▸ **Exercise requirements**
Below is a listing; reproduce each line of it exactly.

— BEGIN Record extracts —

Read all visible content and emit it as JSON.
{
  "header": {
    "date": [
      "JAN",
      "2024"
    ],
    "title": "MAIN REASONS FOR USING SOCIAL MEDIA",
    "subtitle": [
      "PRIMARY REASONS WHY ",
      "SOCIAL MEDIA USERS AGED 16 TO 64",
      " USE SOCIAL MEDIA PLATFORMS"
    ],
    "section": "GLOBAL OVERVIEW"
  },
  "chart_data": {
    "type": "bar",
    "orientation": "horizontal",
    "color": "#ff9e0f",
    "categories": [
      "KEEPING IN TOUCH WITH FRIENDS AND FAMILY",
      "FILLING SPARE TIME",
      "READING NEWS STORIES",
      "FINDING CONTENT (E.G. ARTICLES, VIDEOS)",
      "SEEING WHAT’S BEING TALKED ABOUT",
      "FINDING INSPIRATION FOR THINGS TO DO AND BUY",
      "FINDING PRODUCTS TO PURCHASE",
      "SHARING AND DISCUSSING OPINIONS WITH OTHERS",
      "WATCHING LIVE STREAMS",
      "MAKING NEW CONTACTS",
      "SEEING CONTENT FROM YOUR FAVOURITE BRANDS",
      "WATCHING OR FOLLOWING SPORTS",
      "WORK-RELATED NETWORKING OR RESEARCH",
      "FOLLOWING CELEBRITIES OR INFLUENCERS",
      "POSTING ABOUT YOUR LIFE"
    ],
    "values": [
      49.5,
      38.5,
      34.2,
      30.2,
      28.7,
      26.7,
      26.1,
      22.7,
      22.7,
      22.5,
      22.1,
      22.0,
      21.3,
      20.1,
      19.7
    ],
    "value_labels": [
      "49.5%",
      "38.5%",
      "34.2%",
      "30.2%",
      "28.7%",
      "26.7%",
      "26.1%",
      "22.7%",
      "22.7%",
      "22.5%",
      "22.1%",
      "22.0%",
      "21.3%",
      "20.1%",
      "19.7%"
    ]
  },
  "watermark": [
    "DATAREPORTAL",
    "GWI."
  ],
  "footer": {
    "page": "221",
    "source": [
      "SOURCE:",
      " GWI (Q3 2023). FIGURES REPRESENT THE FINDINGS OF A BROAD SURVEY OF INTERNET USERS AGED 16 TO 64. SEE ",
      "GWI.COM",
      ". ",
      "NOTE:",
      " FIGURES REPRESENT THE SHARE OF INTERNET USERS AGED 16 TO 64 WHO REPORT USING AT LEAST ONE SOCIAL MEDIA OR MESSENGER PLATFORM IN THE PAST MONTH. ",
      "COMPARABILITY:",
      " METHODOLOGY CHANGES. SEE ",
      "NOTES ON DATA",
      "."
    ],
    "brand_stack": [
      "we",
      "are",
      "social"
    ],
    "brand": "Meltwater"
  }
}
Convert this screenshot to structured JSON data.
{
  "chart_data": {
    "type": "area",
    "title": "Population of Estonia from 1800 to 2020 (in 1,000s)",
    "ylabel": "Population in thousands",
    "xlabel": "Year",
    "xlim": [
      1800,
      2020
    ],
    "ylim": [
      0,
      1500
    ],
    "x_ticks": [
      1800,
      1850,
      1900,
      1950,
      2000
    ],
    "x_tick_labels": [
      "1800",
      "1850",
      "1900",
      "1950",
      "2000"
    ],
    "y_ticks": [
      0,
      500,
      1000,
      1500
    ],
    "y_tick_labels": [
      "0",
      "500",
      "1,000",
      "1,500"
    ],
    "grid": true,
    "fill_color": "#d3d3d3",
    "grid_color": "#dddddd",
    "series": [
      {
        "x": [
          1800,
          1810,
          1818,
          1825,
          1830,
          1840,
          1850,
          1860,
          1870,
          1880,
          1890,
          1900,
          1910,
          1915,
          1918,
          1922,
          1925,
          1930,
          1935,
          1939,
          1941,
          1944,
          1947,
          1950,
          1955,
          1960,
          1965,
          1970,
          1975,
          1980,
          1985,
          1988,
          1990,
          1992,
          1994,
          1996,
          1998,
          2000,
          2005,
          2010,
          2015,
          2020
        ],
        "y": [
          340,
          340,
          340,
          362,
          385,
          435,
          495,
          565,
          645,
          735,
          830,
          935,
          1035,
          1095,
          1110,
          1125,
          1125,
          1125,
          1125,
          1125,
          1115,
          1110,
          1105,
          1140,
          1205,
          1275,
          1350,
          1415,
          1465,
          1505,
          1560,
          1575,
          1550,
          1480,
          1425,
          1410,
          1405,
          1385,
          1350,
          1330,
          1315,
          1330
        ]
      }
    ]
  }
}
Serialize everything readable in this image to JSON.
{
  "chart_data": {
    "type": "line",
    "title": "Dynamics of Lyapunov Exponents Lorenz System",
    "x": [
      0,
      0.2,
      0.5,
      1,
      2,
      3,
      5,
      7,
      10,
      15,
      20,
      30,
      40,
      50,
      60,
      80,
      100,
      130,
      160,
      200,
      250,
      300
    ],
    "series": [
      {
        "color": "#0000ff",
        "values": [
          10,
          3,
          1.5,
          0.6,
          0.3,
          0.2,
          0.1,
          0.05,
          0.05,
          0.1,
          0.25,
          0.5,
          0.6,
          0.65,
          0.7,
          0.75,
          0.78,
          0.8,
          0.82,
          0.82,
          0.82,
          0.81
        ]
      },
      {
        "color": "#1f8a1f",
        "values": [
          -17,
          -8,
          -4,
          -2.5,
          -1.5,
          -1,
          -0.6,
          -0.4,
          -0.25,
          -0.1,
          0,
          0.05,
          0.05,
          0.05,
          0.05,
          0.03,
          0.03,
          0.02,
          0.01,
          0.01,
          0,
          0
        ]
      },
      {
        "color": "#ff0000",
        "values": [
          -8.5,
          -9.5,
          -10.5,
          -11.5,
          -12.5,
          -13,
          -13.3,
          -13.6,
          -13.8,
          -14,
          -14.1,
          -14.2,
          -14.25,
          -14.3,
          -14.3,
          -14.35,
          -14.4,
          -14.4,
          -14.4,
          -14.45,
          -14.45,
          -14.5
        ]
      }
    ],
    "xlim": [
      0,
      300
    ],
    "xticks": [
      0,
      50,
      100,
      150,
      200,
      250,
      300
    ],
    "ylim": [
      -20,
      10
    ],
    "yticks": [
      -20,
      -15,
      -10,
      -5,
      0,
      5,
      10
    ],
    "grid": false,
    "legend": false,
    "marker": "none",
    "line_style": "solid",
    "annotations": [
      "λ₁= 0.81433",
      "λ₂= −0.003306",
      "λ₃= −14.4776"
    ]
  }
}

— END Record extracts —

▸ **Final result**
Read all visible content and emit it as JSON.
{
  "header": {
    "date": [
      "JAN",
      "2024"
    ],
    "title": "MAIN REASONS FOR USING SOCIAL MEDIA",
    "subtitle": [
      "PRIMARY REASONS WHY ",
      "SOCIAL MEDIA USERS AGED 16 TO 64",
      " USE SOCIAL MEDIA PLATFORMS"
    ],
    "section": "GLOBAL OVERVIEW"
  },
  "chart_data": {
    "type": "bar",
    "orientation": "horizontal",
    "color": "#ff9e0f",
    "categories": [
      "KEEPING IN TOUCH WITH FRIENDS AND FAMILY",
      "FILLING SPARE TIME",
      "READING NEWS STORIES",
      "FINDING CONTENT (E.G. ARTICLES, VIDEOS)",
      "SEEING WHAT’S BEING TALKED ABOUT",
      "FINDING INSPIRATION FOR THINGS TO DO AND BUY",
      "FINDING PRODUCTS TO PURCHASE",
      "SHARING AND DISCUSSING OPINIONS WITH OTHERS",
      "WATCHING LIVE STREAMS",
      "MAKING NEW CONTACTS",
      "SEEING CONTENT FROM YOUR FAVOURITE BRANDS",
      "WATCHING OR FOLLOWING SPORTS",
      "WORK-RELATED NETWORKING OR RESEARCH",
      "FOLLOWING CELEBRITIES OR INFLUENCERS",
      "POSTING ABOUT YOUR LIFE"
    ],
    "values": [
      49.5,
      38.5,
      34.2,
      30.2,
      28.7,
      26.7,
      26.1,
      22.7,
      22.7,
      22.5,
      22.1,
      22.0,
      21.3,
      20.1,
      19.7
    ],
    "value_labels": [
      "49.5%",
      "38.5%",
      "34.2%",
      "30.2%",
      "28.7%",
      "26.7%",
      "26.1%",
      "22.7%",
      "22.7%",
      "22.5%",
      "22.1%",
      "22.0%",
      "21.3%",
      "20.1%",
      "19.7%"
    ]
  },
  "watermark": [
    "DATAREPORTAL",
    "GWI."
  ],
  "footer": {
    "page": "221",
    "source": [
      "SOURCE:",
      " GWI (Q3 2023). FIGURES REPRESENT THE FINDINGS OF A BROAD SURVEY OF INTERNET USERS AGED 16 TO 64. SEE ",
      "GWI.COM",
      ". ",
      "NOTE:",
      " FIGURES REPRESENT THE SHARE OF INTERNET USERS AGED 16 TO 64 WHO REPORT USING AT LEAST ONE SOCIAL MEDIA OR MESSENGER PLATFORM IN THE PAST MONTH. ",
      "COMPARABILITY:",
      " METHODOLOGY CHANGES. SEE ",
      "NOTES ON DATA",
      "."
    ],
    "brand_stack": [
      "we",
      "are",
      "social"
    ],
    "brand": "Meltwater"
  }
}
Convert this screenshot to structured JSON data.
{
  "chart_data": {
    "type": "area",
    "title": "Population of Estonia from 1800 to 2020 (in 1,000s)",
    "ylabel": "Population in thousands",
    "xlabel": "Year",
    "xlim": [
      1800,
      2020
    ],
    "ylim": [
      0,
      1500
    ],
    "x_ticks": [
      1800,
      1850,
      1900,
      1950,
      2000
    ],
    "x_tick_labels": [
      "1800",
      "1850",
      "1900",
      "1950",
      "2000"
    ],
    "y_ticks": [
      0,
      500,
      1000,
      1500
    ],
    "y_tick_labels": [
      "0",
      "500",
      "1,000",
      "1,500"
    ],
    "grid": true,
    "fill_color": "#d3d3d3",
    "grid_color": "#dddddd",
    "series": [
      {
        "x": [
          1800,
          1810,
          1818,
          1825,
          1830,
          1840,
          1850,
          1860,
          1870,
          1880,
          1890,
          1900,
          1910,
          1915,
          1918,
          1922,
          1925,
          1930,
          1935,
          1939,
          1941,
          1944,
          1947,
          1950,
          1955,
          1960,
          1965,
          1970,
          1975,
          1980,
          1985,
          1988,
          1990,
          1992,
          1994,
          1996,
          1998,
          2000,
          2005,
          2010,
          2015,
          2020
        ],
        "y": [
          340,
          340,
          340,
          362,
          385,
          435,
          495,
          565,
          645,
          735,
          830,
          935,
          1035,
          1095,
          1110,
          1125,
          1125,
          1125,
          1125,
          1125,
          1115,
          1110,
          1105,
          1140,
          1205,
          1275,
          1350,
          1415,
          1465,
          1505,
          1560,
          1575,
          1550,
          1480,
          1425,
          1410,
          1405,
          1385,
          1350,
          1330,
          1315,
          1330
        ]
      }
    ]
  }
}
Serialize everything readable in this image to JSON.
{
  "chart_data": {
    "type": "line",
    "title": "Dynamics of Lyapunov Exponents Lorenz System",
    "x": [
      0,
      0.2,
      0.5,
      1,
      2,
      3,
      5,
      7,
      10,
      15,
      20,
      30,
      40,
      50,
      60,
      80,
      100,
      130,
      160,
      200,
      250,
      300
    ],
    "series": [
      {
        "color": "#0000ff",
        "values": [
          10,
          3,
          1.5,
          0.6,
          0.3,
          0.2,
          0.1,
          0.05,
          0.05,
          0.1,
          0.25,
          0.5,
          0.6,
          0.65,
          0.7,
          0.75,
          0.78,
          0.8,
          0.82,
          0.82,
          0.82,
          0.81
        ]
      },
      {
        "color": "#1f8a1f",
        "values": [
          -17,
          -8,
          -4,
          -2.5,
          -1.5,
          -1,
          -0.6,
          -0.4,
          -0.25,
          -0.1,
          0,
          0.05,
          0.05,
          0.05,
          0.05,
          0.03,
          0.03,
          0.02,
          0.01,
          0.01,
          0,
          0
        ]
      },
      {
        "color": "#ff0000",
        "values": [
          -8.5,
          -9.5,
          -10.5,
          -11.5,
          -12.5,
          -13,
          -13.3,
          -13.6,
          -13.8,
          -14,
          -14.1,
          -14.2,
          -14.25,
          -14.3,
          -14.3,
          -14.35,
          -14.4,
          -14.4,
          -14.4,
          -14.45,
          -14.45,
          -14.5
        ]
      }
    ],
    "xlim": [
      0,
      300
    ],
    "xticks": [
      0,
      50,
      100,
      150,
      200,
      250,
      300
    ],
    "ylim": [
      -20,
      10
    ],
    "yticks": [
      -20,
      -15,
      -10,
      -5,
      0,
      5,
      10
    ],
    "grid": false,
    "legend": false,
    "marker": "none",
    "line_style": "solid",
    "annotations": [
      "λ₁= 0.81433",
      "λ₂= −0.003306",
      "λ₃= −14.4776"
    ]
  }
}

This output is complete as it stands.